_GIVEN DATA_:

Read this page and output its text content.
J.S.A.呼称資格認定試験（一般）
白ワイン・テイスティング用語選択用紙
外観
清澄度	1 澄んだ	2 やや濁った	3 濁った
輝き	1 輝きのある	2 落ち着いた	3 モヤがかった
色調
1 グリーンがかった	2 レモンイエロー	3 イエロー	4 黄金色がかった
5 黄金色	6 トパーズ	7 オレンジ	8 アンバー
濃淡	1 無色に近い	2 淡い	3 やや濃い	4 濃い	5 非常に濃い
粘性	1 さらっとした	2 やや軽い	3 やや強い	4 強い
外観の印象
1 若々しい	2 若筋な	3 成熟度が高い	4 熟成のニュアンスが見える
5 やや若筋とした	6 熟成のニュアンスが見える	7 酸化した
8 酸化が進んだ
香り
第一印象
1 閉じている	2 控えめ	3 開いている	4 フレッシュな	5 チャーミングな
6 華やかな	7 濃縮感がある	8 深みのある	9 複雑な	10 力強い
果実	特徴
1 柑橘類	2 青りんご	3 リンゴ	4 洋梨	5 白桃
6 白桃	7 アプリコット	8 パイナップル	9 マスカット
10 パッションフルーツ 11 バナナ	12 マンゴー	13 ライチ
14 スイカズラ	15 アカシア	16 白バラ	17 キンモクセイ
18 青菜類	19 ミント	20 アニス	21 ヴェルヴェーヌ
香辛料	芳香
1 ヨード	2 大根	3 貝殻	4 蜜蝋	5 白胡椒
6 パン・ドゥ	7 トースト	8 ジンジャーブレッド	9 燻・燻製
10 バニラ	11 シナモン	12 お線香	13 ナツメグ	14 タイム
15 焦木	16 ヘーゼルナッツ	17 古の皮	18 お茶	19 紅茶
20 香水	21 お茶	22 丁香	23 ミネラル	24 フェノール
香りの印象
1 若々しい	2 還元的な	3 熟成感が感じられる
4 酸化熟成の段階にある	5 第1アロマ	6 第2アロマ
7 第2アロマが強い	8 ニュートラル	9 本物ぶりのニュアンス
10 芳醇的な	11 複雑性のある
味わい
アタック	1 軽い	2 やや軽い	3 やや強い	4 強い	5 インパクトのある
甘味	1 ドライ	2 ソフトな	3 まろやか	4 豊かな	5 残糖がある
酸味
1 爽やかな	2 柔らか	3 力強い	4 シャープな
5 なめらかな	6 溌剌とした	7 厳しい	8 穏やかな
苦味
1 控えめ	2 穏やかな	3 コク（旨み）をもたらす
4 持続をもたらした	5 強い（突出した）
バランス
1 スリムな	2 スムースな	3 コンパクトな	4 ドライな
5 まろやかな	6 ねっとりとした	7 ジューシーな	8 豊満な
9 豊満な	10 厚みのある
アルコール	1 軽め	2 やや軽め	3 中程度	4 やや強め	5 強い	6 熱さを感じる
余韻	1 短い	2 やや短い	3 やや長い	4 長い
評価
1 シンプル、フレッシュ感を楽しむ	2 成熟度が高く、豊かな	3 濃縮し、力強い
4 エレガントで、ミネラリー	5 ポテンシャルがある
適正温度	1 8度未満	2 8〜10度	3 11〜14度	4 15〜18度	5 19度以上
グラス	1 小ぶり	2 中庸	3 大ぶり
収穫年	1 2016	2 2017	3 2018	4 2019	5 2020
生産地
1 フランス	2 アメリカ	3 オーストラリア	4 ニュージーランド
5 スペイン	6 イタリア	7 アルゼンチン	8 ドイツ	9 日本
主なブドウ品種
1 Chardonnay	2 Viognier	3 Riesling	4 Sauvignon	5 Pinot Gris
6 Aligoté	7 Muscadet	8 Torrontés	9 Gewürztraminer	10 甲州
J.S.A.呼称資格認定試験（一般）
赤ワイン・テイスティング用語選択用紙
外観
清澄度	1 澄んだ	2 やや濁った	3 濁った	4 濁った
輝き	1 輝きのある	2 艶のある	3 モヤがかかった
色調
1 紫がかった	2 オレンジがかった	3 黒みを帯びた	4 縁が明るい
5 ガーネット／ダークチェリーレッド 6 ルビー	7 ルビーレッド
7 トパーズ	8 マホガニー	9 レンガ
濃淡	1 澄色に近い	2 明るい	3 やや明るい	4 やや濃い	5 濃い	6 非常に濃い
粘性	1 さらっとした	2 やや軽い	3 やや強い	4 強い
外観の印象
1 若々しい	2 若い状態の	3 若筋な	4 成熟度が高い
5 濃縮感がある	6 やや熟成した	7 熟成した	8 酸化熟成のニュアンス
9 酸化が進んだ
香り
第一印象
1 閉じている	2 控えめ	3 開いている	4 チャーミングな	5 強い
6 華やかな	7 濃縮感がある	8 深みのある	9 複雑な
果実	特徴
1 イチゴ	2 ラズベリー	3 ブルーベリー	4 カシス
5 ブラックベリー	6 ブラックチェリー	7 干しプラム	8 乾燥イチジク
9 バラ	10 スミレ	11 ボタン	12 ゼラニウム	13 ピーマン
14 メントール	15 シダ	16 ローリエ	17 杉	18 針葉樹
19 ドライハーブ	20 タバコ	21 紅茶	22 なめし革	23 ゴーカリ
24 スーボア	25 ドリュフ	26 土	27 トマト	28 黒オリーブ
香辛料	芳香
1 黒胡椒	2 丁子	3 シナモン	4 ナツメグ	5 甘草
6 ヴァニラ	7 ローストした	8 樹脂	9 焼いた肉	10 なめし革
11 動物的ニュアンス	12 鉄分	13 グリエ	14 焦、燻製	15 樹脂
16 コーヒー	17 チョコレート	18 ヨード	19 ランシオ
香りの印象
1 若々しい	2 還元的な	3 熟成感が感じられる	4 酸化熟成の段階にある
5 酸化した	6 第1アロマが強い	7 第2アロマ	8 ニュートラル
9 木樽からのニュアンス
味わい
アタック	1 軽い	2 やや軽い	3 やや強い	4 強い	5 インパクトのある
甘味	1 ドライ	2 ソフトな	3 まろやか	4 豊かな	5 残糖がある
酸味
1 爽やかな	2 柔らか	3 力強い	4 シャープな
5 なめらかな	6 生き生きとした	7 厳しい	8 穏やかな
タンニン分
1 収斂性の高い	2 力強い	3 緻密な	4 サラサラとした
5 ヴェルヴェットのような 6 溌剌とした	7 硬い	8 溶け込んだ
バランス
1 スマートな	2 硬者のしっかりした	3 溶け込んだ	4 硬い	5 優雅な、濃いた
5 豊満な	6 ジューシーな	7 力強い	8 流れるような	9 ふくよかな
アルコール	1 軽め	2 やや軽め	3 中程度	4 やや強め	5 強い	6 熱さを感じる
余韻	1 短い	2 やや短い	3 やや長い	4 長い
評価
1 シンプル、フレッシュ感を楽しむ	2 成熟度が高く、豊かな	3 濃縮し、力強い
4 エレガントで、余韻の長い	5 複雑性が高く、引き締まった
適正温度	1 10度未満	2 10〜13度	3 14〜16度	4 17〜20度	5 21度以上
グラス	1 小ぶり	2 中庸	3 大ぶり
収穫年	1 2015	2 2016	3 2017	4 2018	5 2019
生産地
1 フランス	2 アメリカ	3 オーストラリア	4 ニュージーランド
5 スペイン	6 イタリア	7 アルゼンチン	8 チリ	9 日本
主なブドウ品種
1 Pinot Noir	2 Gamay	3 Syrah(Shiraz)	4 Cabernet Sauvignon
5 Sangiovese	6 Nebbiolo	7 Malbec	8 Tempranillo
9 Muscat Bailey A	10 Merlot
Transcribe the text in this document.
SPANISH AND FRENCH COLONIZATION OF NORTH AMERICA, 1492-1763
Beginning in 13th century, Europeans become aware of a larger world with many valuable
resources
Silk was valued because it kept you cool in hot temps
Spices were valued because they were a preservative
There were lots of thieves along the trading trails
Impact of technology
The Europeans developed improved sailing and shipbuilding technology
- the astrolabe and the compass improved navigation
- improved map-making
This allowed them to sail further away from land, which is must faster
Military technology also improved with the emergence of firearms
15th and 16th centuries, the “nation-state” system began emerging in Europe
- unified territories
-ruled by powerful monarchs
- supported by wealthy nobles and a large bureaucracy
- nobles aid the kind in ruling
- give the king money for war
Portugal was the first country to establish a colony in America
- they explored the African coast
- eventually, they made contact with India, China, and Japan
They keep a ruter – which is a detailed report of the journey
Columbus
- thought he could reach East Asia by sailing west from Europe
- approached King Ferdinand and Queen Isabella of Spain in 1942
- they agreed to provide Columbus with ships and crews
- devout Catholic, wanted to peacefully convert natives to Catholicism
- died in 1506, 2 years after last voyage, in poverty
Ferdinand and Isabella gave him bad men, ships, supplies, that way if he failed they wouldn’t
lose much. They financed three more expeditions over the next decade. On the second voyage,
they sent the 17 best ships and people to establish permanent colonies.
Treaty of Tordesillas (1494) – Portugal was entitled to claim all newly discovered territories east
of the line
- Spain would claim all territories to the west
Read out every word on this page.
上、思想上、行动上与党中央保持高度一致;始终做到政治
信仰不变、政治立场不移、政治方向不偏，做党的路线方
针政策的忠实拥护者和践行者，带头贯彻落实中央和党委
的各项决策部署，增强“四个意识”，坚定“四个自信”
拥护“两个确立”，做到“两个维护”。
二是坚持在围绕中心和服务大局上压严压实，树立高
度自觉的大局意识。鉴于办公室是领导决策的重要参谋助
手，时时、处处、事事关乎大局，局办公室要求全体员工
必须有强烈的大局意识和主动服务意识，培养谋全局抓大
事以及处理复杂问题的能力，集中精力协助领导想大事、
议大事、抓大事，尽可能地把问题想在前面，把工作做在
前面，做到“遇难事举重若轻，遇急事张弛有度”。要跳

_EXERCISE TASK_: List the lines of the entries that include "酸化熟成の段階にある".

_SOLUTION_:
4 酸化熟成の段階にある	5 第1アロマ	6 第2アロマ
1 若々しい	2 還元的な	3 熟成感が感じられる	4 酸化熟成の段階にある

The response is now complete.